--- START ---

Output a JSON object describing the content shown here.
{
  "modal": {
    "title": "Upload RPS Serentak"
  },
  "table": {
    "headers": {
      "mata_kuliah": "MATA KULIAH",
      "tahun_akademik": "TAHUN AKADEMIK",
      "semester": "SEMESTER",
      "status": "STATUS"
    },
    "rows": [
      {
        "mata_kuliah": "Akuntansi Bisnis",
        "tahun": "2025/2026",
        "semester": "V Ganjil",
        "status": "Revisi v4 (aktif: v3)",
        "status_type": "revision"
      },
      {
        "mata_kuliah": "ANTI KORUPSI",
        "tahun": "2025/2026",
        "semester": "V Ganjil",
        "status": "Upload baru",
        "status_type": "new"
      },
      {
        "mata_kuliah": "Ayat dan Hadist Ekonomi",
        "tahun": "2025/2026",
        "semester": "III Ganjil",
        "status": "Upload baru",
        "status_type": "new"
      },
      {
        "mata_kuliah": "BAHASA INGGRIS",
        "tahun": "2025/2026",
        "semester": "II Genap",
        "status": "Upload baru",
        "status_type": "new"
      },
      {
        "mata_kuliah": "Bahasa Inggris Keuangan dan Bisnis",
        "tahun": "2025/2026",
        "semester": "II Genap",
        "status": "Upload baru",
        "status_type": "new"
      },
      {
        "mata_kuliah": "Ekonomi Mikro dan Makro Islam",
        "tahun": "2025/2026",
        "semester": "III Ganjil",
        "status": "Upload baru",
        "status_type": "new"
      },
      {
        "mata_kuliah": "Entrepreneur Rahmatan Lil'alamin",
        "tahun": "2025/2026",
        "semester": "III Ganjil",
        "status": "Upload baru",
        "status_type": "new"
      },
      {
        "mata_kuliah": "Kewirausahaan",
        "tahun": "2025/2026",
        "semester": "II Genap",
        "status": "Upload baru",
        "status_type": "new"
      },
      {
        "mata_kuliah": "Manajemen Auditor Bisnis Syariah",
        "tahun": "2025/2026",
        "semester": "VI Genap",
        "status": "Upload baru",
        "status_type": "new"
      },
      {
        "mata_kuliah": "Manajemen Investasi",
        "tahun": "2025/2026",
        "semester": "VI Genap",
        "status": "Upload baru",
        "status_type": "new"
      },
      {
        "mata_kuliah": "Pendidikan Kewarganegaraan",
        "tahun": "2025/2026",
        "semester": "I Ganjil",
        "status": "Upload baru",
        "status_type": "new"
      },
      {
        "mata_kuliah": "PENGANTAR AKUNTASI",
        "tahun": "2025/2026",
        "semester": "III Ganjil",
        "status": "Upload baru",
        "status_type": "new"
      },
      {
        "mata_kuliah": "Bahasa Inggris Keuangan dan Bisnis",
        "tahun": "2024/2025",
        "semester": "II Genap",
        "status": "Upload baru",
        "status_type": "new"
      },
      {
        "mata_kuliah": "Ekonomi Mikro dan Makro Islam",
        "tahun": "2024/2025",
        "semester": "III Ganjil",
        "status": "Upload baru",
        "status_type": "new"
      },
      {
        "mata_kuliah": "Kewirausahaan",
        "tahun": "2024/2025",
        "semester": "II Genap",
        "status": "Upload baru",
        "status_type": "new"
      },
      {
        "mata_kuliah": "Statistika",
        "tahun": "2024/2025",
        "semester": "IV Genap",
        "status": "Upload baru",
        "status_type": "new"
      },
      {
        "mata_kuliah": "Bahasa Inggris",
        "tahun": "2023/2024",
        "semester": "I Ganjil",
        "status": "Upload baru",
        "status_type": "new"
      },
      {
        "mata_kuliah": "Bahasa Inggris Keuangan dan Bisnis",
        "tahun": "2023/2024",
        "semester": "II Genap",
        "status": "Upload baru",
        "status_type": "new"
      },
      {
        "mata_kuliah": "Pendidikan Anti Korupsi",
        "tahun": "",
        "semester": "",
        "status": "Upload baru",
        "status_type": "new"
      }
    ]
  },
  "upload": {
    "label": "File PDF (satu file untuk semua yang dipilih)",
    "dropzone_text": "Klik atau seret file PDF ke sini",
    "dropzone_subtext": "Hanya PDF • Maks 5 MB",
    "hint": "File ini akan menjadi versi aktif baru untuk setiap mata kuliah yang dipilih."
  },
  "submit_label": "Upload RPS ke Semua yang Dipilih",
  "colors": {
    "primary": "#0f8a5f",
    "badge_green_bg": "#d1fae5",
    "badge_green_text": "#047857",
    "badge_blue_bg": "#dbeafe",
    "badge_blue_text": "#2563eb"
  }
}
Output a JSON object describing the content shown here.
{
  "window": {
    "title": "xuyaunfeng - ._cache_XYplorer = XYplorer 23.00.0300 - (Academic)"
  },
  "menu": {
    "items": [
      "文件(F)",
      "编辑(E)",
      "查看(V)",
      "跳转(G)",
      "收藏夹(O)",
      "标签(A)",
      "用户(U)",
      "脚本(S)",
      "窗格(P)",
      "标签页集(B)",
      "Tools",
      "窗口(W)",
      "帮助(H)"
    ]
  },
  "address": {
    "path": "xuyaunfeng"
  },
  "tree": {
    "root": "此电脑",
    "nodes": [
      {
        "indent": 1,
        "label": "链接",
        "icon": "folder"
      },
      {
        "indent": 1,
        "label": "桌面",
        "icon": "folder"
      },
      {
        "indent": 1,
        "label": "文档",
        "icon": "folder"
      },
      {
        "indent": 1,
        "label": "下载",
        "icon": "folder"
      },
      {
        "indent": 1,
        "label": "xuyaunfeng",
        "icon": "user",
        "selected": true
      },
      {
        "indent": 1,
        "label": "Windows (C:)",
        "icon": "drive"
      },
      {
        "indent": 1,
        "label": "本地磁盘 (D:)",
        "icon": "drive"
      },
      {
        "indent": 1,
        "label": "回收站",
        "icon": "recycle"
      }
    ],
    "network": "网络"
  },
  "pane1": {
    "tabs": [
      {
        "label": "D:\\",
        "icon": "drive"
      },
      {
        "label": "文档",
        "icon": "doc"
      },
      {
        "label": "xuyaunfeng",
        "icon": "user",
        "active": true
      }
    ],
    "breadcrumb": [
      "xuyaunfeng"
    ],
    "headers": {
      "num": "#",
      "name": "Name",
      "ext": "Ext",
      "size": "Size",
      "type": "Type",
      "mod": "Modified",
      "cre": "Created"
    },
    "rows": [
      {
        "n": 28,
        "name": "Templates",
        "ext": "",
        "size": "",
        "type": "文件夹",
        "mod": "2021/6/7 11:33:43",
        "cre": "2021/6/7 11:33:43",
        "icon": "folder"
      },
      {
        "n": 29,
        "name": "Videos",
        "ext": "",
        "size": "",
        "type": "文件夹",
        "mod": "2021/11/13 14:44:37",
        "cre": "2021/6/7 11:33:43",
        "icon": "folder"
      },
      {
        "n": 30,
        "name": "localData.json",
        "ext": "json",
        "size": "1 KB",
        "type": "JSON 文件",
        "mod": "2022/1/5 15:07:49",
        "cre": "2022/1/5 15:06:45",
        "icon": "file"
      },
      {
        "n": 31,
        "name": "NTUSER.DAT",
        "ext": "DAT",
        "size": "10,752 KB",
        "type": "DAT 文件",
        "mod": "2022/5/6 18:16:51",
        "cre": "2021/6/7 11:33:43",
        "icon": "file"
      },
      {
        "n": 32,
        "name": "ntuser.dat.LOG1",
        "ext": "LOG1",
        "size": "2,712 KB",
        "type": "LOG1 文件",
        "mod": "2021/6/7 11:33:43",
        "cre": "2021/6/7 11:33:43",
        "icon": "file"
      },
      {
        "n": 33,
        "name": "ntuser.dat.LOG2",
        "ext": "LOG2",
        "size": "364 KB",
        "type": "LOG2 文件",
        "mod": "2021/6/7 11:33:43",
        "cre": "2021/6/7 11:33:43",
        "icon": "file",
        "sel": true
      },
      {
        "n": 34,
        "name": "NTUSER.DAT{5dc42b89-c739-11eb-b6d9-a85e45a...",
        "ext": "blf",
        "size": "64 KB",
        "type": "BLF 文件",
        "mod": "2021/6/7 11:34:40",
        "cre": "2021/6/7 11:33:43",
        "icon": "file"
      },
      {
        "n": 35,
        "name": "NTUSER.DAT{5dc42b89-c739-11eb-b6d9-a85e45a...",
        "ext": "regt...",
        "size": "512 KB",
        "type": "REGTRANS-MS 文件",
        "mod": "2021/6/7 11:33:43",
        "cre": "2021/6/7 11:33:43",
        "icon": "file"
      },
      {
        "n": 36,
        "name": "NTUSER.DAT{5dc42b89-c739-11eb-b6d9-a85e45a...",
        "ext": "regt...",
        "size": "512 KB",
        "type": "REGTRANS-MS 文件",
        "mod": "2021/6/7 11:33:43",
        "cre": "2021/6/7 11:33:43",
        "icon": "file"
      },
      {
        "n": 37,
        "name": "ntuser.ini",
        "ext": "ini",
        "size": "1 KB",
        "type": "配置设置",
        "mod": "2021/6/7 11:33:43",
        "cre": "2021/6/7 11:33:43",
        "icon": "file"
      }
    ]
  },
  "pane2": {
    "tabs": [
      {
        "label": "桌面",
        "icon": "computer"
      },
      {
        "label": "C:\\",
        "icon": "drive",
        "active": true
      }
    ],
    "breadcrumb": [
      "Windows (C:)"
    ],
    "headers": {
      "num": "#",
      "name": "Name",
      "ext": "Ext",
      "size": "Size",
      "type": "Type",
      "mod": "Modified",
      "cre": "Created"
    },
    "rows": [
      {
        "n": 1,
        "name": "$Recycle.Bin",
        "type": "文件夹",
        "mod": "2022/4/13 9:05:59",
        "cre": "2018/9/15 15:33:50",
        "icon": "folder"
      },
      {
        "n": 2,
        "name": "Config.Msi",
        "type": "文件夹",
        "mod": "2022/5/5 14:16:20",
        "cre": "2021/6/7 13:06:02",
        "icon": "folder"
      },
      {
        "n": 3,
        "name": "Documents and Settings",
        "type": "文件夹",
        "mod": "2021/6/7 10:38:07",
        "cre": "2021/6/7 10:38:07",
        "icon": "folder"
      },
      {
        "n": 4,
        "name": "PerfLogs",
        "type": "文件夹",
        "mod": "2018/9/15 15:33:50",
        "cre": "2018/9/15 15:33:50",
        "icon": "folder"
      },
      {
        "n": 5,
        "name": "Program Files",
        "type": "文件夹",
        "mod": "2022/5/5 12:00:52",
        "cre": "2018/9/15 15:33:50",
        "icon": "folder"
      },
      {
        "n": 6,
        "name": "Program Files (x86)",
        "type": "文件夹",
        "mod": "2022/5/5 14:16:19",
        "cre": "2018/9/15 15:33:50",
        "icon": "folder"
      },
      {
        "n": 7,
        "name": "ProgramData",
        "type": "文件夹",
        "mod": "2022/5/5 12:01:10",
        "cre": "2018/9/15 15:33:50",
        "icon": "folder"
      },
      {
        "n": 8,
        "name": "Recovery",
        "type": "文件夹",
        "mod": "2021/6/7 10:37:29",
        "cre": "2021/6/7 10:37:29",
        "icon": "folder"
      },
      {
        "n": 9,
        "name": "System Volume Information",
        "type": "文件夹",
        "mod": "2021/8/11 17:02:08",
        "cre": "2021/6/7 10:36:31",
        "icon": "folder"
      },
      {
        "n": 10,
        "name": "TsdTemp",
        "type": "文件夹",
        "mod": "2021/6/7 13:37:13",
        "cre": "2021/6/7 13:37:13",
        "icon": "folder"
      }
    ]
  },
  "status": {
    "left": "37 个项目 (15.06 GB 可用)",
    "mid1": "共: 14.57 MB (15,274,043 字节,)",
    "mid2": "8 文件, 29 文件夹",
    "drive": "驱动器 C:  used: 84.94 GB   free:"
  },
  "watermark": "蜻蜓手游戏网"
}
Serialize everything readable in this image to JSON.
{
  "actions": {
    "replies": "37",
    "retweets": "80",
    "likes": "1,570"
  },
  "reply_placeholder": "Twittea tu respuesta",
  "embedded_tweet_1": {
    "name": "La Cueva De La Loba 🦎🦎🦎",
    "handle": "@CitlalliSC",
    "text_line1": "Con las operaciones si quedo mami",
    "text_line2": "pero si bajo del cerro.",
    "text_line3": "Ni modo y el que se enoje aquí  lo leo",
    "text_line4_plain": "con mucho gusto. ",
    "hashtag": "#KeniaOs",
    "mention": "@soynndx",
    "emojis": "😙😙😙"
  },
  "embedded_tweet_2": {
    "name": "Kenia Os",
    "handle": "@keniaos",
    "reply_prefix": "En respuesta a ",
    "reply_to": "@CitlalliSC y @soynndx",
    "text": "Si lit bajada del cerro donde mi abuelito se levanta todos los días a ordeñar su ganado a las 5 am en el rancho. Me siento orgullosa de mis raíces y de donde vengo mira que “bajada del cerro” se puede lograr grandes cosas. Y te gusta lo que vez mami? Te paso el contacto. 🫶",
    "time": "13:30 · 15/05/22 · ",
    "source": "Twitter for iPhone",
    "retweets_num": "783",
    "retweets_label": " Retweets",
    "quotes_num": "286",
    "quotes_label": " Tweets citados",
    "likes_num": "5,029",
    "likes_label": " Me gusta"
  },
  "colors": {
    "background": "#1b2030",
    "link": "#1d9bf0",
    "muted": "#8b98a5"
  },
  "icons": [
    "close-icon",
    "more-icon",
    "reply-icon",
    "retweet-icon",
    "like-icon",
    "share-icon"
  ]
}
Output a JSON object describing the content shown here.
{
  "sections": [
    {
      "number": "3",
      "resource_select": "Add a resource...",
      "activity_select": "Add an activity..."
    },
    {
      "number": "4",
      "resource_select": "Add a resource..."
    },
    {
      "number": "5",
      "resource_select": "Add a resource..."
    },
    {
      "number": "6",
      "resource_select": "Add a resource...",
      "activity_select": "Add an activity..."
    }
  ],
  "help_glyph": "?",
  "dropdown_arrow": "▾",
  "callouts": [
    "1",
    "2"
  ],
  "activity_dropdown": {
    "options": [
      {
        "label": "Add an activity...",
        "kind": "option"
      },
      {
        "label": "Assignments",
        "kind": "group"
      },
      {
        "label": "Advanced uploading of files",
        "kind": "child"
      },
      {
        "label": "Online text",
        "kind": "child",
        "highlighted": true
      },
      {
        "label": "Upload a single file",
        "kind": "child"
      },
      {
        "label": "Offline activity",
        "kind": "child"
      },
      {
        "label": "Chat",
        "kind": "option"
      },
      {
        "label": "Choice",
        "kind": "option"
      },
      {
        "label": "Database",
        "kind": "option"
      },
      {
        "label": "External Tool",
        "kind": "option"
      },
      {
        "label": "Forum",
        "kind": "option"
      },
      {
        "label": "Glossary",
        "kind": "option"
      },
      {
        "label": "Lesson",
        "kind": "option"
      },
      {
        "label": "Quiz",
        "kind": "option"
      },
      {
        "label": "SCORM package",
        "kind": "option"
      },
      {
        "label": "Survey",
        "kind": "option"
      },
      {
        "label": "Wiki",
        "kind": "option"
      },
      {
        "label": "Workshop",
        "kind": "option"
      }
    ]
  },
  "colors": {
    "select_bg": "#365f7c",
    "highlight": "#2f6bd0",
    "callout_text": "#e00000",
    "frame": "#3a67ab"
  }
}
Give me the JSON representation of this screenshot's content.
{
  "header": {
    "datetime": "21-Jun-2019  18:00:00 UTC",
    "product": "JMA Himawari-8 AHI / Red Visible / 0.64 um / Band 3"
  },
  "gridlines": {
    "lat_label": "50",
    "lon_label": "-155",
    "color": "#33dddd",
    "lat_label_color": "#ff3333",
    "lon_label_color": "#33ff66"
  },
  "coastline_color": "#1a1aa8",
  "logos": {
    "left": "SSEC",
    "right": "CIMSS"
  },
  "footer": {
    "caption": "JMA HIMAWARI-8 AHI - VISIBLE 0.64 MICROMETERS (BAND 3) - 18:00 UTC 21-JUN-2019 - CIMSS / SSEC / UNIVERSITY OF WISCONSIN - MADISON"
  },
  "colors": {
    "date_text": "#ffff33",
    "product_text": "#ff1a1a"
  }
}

--- END ---

**Task details**: Reproduce, exactly and with nothing added, the lines from the one that includes "Give me the" through the last line of the material.

**Correct answer**:
Give me the JSON representation of this screenshot's content.
{
  "header": {
    "datetime": "21-Jun-2019  18:00:00 UTC",
    "product": "JMA Himawari-8 AHI / Red Visible / 0.64 um / Band 3"
  },
  "gridlines": {
    "lat_label": "50",
    "lon_label": "-155",
    "color": "#33dddd",
    "lat_label_color": "#ff3333",
    "lon_label_color": "#33ff66"
  },
  "coastline_color": "#1a1aa8",
  "logos": {
    "left": "SSEC",
    "right": "CIMSS"
  },
  "footer": {
    "caption": "JMA HIMAWARI-8 AHI - VISIBLE 0.64 MICROMETERS (BAND 3) - 18:00 UTC 21-JUN-2019 - CIMSS / SSEC / UNIVERSITY OF WISCONSIN - MADISON"
  },
  "colors": {
    "date_text": "#ffff33",
    "product_text": "#ff1a1a"
  }
}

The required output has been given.